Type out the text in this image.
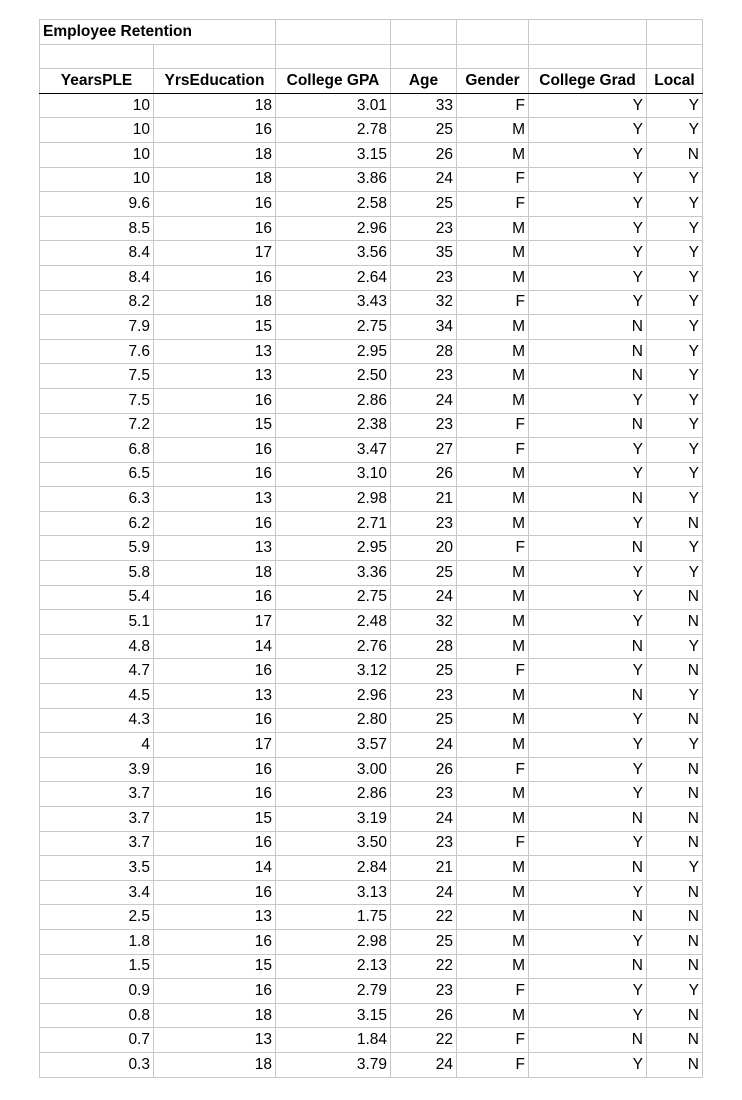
Employee Retention						

YearsPLE	YrsEducation	College GPA	Age	Gender	College Grad	Local
10	18	3.01	33	F	Y	Y
10	16	2.78	25	M	Y	Y
10	18	3.15	26	M	Y	N
10	18	3.86	24	F	Y	Y
9.6	16	2.58	25	F	Y	Y
8.5	16	2.96	23	M	Y	Y
8.4	17	3.56	35	M	Y	Y
8.4	16	2.64	23	M	Y	Y
8.2	18	3.43	32	F	Y	Y
7.9	15	2.75	34	M	N	Y
7.6	13	2.95	28	M	N	Y
7.5	13	2.50	23	M	N	Y
7.5	16	2.86	24	M	Y	Y
7.2	15	2.38	23	F	N	Y
6.8	16	3.47	27	F	Y	Y
6.5	16	3.10	26	M	Y	Y
6.3	13	2.98	21	M	N	Y
6.2	16	2.71	23	M	Y	N
5.9	13	2.95	20	F	N	Y
5.8	18	3.36	25	M	Y	Y
5.4	16	2.75	24	M	Y	N
5.1	17	2.48	32	M	Y	N
4.8	14	2.76	28	M	N	Y
4.7	16	3.12	25	F	Y	N
4.5	13	2.96	23	M	N	Y
4.3	16	2.80	25	M	Y	N
4	17	3.57	24	M	Y	Y
3.9	16	3.00	26	F	Y	N
3.7	16	2.86	23	M	Y	N
3.7	15	3.19	24	M	N	N
3.7	16	3.50	23	F	Y	N
3.5	14	2.84	21	M	N	Y
3.4	16	3.13	24	M	Y	N
2.5	13	1.75	22	M	N	N
1.8	16	2.98	25	M	Y	N
1.5	15	2.13	22	M	N	N
0.9	16	2.79	23	F	Y	Y
0.8	18	3.15	26	M	Y	N
0.7	13	1.84	22	F	N	N
0.3	18	3.79	24	F	Y	N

Given problem. Every line above should be returned exactly; the pictures stay out.

Written solution.
Type out the text in this image.
Employee Retention						

YearsPLE	YrsEducation	College GPA	Age	Gender	College Grad	Local
10	18	3.01	33	F	Y	Y
10	16	2.78	25	M	Y	Y
10	18	3.15	26	M	Y	N
10	18	3.86	24	F	Y	Y
9.6	16	2.58	25	F	Y	Y
8.5	16	2.96	23	M	Y	Y
8.4	17	3.56	35	M	Y	Y
8.4	16	2.64	23	M	Y	Y
8.2	18	3.43	32	F	Y	Y
7.9	15	2.75	34	M	N	Y
7.6	13	2.95	28	M	N	Y
7.5	13	2.50	23	M	N	Y
7.5	16	2.86	24	M	Y	Y
7.2	15	2.38	23	F	N	Y
6.8	16	3.47	27	F	Y	Y
6.5	16	3.10	26	M	Y	Y
6.3	13	2.98	21	M	N	Y
6.2	16	2.71	23	M	Y	N
5.9	13	2.95	20	F	N	Y
5.8	18	3.36	25	M	Y	Y
5.4	16	2.75	24	M	Y	N
5.1	17	2.48	32	M	Y	N
4.8	14	2.76	28	M	N	Y
4.7	16	3.12	25	F	Y	N
4.5	13	2.96	23	M	N	Y
4.3	16	2.80	25	M	Y	N
4	17	3.57	24	M	Y	Y
3.9	16	3.00	26	F	Y	N
3.7	16	2.86	23	M	Y	N
3.7	15	3.19	24	M	N	N
3.7	16	3.50	23	F	Y	N
3.5	14	2.84	21	M	N	Y
3.4	16	3.13	24	M	Y	N
2.5	13	1.75	22	M	N	N
1.8	16	2.98	25	M	Y	N
1.5	15	2.13	22	M	N	N
0.9	16	2.79	23	F	Y	Y
0.8	18	3.15	26	M	Y	N
0.7	13	1.84	22	F	N	N
0.3	18	3.79	24	F	Y	N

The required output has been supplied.